+++ PROVIDED MATERIAL +++

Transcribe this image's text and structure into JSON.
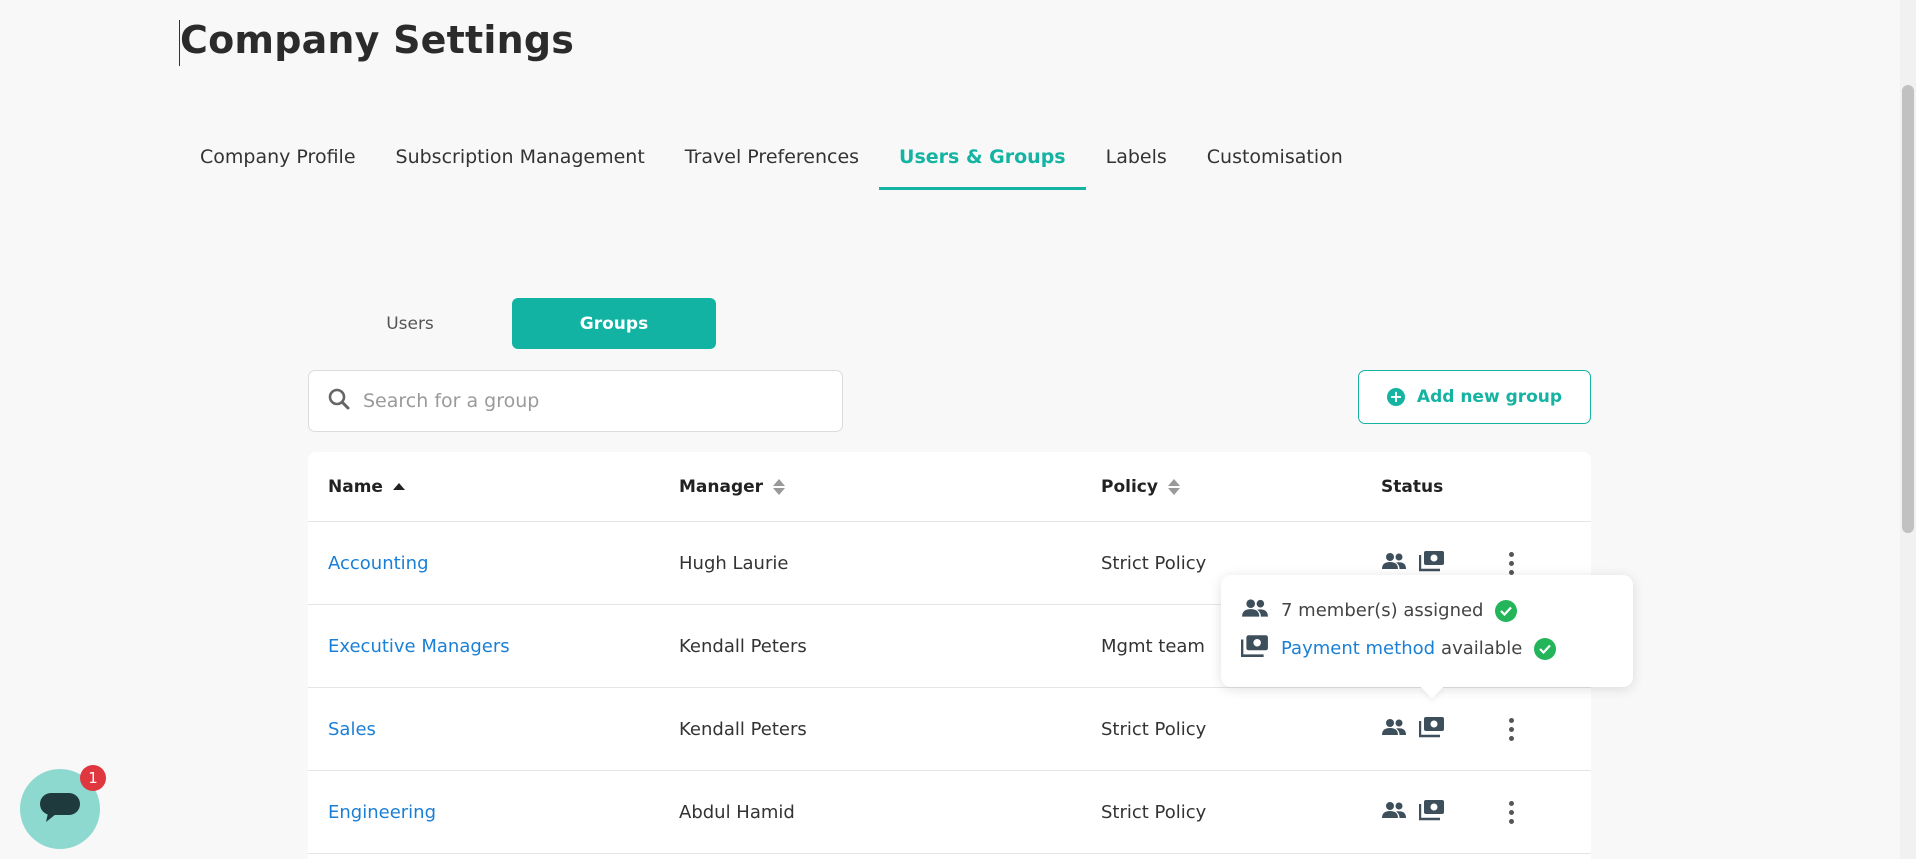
{
  "page": {
    "title": "Company Settings"
  },
  "tabs": [
    {
      "label": "Company Profile"
    },
    {
      "label": "Subscription Management"
    },
    {
      "label": "Travel Preferences"
    },
    {
      "label": "Users & Groups",
      "active": true
    },
    {
      "label": "Labels"
    },
    {
      "label": "Customisation"
    }
  ],
  "segment": {
    "users_label": "Users",
    "groups_label": "Groups",
    "active": "Groups"
  },
  "search": {
    "placeholder": "Search for a group",
    "value": ""
  },
  "add_button": {
    "label": "Add new group"
  },
  "table": {
    "headers": {
      "name": "Name",
      "manager": "Manager",
      "policy": "Policy",
      "status": "Status"
    },
    "rows": [
      {
        "name": "Accounting",
        "manager": "Hugh Laurie",
        "policy": "Strict Policy"
      },
      {
        "name": "Executive Managers",
        "manager": "Kendall Peters",
        "policy": "Mgmt team"
      },
      {
        "name": "Sales",
        "manager": "Kendall Peters",
        "policy": "Strict Policy"
      },
      {
        "name": "Engineering",
        "manager": "Abdul Hamid",
        "policy": "Strict Policy"
      }
    ]
  },
  "popover": {
    "members_text": "7 member(s) assigned",
    "payment_link": "Payment method",
    "payment_suffix": "available"
  },
  "chat": {
    "badge": "1"
  },
  "colors": {
    "accent": "#14b3a2",
    "link": "#1a7fd6",
    "success": "#24b45a",
    "badge": "#e0363f"
  },
  "icons": [
    "search-icon",
    "plus-circle-icon",
    "sort-icon",
    "members-icon",
    "payment-icon",
    "more-vertical-icon",
    "check-circle-icon",
    "chat-icon"
  ]
}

+++

Output all the records, word for word, with no pictures in the copy.

COMPLETE RESPONSE
Transcribe this image's text and structure into JSON.
{
  "page": {
    "title": "Company Settings"
  },
  "tabs": [
    {
      "label": "Company Profile"
    },
    {
      "label": "Subscription Management"
    },
    {
      "label": "Travel Preferences"
    },
    {
      "label": "Users & Groups",
      "active": true
    },
    {
      "label": "Labels"
    },
    {
      "label": "Customisation"
    }
  ],
  "segment": {
    "users_label": "Users",
    "groups_label": "Groups",
    "active": "Groups"
  },
  "search": {
    "placeholder": "Search for a group",
    "value": ""
  },
  "add_button": {
    "label": "Add new group"
  },
  "table": {
    "headers": {
      "name": "Name",
      "manager": "Manager",
      "policy": "Policy",
      "status": "Status"
    },
    "rows": [
      {
        "name": "Accounting",
        "manager": "Hugh Laurie",
        "policy": "Strict Policy"
      },
      {
        "name": "Executive Managers",
        "manager": "Kendall Peters",
        "policy": "Mgmt team"
      },
      {
        "name": "Sales",
        "manager": "Kendall Peters",
        "policy": "Strict Policy"
      },
      {
        "name": "Engineering",
        "manager": "Abdul Hamid",
        "policy": "Strict Policy"
      }
    ]
  },
  "popover": {
    "members_text": "7 member(s) assigned",
    "payment_link": "Payment method",
    "payment_suffix": "available"
  },
  "chat": {
    "badge": "1"
  },
  "colors": {
    "accent": "#14b3a2",
    "link": "#1a7fd6",
    "success": "#24b45a",
    "badge": "#e0363f"
  },
  "icons": [
    "search-icon",
    "plus-circle-icon",
    "sort-icon",
    "members-icon",
    "payment-icon",
    "more-vertical-icon",
    "check-circle-icon",
    "chat-icon"
  ]
}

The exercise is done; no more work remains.